Dataset entries
-----

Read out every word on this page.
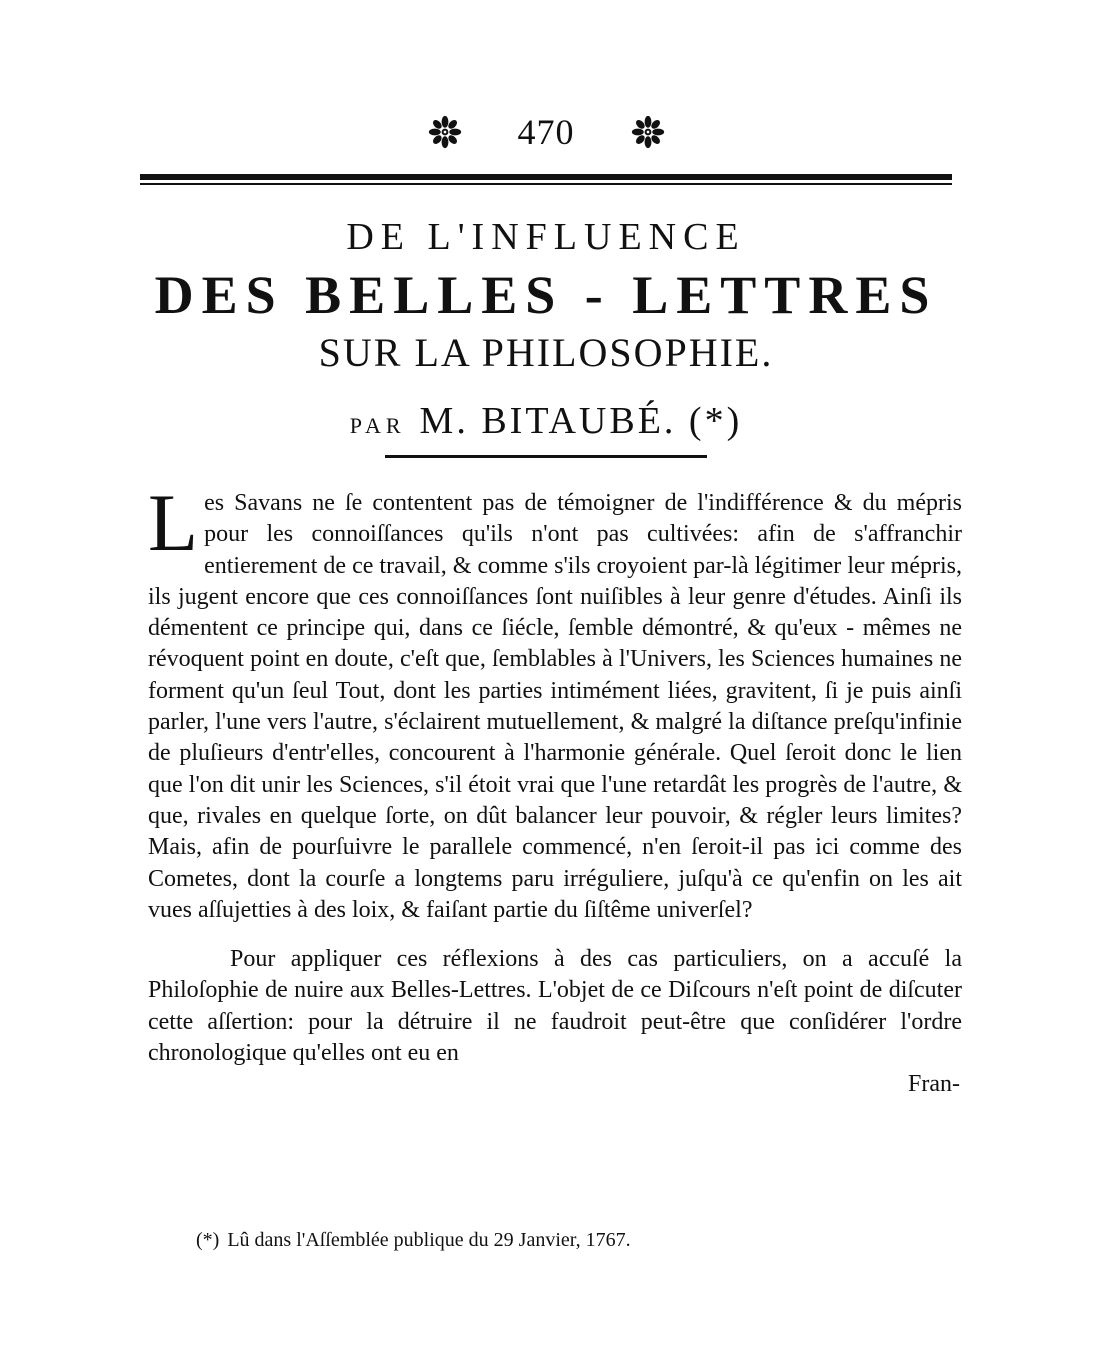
470
DE L'INFLUENCE
DES BELLES - LETTRES
SUR LA PHILOSOPHIE.
PAR M. BITAUBÉ. (*)

Les Savans ne ſe contentent pas de témoigner de l'indifférence & du mépris pour les connoiſſances qu'ils n'ont pas cultivées: afin de s'affranchir entierement de ce travail, & comme s'ils croyoient par-là légitimer leur mépris, ils jugent encore que ces connoiſſances ſont nuiſibles à leur genre d'études. Ainſi ils démentent ce principe qui, dans ce ſiécle, ſemble démontré, & qu'eux - mêmes ne révoquent point en doute, c'eſt que, ſemblables à l'Univers, les Sciences humaines ne forment qu'un ſeul Tout, dont les parties intimément liées, gravitent, ſi je puis ainſi parler, l'une vers l'autre, s'éclairent mutuellement, & malgré la diſtance preſqu'infinie de pluſieurs d'entr'elles, concourent à l'harmonie générale. Quel ſeroit donc le lien que l'on dit unir les Sciences, s'il étoit vrai que l'une retardât les progrès de l'autre, & que, rivales en quelque ſorte, on dût balancer leur pouvoir, & régler leurs limites? Mais, afin de pourſuivre le parallele commencé, n'en ſeroit-il pas ici comme des Cometes, dont la courſe a longtems paru irréguliere, juſqu'à ce qu'enfin on les ait vues aſſujetties à des loix, & faiſant partie du ſiſtême univerſel?

Pour appliquer ces réflexions à des cas particuliers, on a accuſé la Philoſophie de nuire aux Belles-Lettres. L'objet de ce Diſcours n'eſt point de diſcuter cette aſſertion: pour la détruire il ne faudroit peut-être que conſidérer l'ordre chronologique qu'elles ont eu en

Fran-

(*) Lû dans l'Aſſemblée publique du 29 Janvier, 1767.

-----

--- Exercise goal ---
Output the entries above exactly. Drop the pictures.

--- Response to this exercise ---
Read out every word on this page.
470
DE L'INFLUENCE
DES BELLES - LETTRES
SUR LA PHILOSOPHIE.
PAR M. BITAUBÉ. (*)

Les Savans ne ſe contentent pas de témoigner de l'indifférence & du mépris pour les connoiſſances qu'ils n'ont pas cultivées: afin de s'affranchir entierement de ce travail, & comme s'ils croyoient par-là légitimer leur mépris, ils jugent encore que ces connoiſſances ſont nuiſibles à leur genre d'études. Ainſi ils démentent ce principe qui, dans ce ſiécle, ſemble démontré, & qu'eux - mêmes ne révoquent point en doute, c'eſt que, ſemblables à l'Univers, les Sciences humaines ne forment qu'un ſeul Tout, dont les parties intimément liées, gravitent, ſi je puis ainſi parler, l'une vers l'autre, s'éclairent mutuellement, & malgré la diſtance preſqu'infinie de pluſieurs d'entr'elles, concourent à l'harmonie générale. Quel ſeroit donc le lien que l'on dit unir les Sciences, s'il étoit vrai que l'une retardât les progrès de l'autre, & que, rivales en quelque ſorte, on dût balancer leur pouvoir, & régler leurs limites? Mais, afin de pourſuivre le parallele commencé, n'en ſeroit-il pas ici comme des Cometes, dont la courſe a longtems paru irréguliere, juſqu'à ce qu'enfin on les ait vues aſſujetties à des loix, & faiſant partie du ſiſtême univerſel?

Pour appliquer ces réflexions à des cas particuliers, on a accuſé la Philoſophie de nuire aux Belles-Lettres. L'objet de ce Diſcours n'eſt point de diſcuter cette aſſertion: pour la détruire il ne faudroit peut-être que conſidérer l'ordre chronologique qu'elles ont eu en

Fran-

(*) Lû dans l'Aſſemblée publique du 29 Janvier, 1767.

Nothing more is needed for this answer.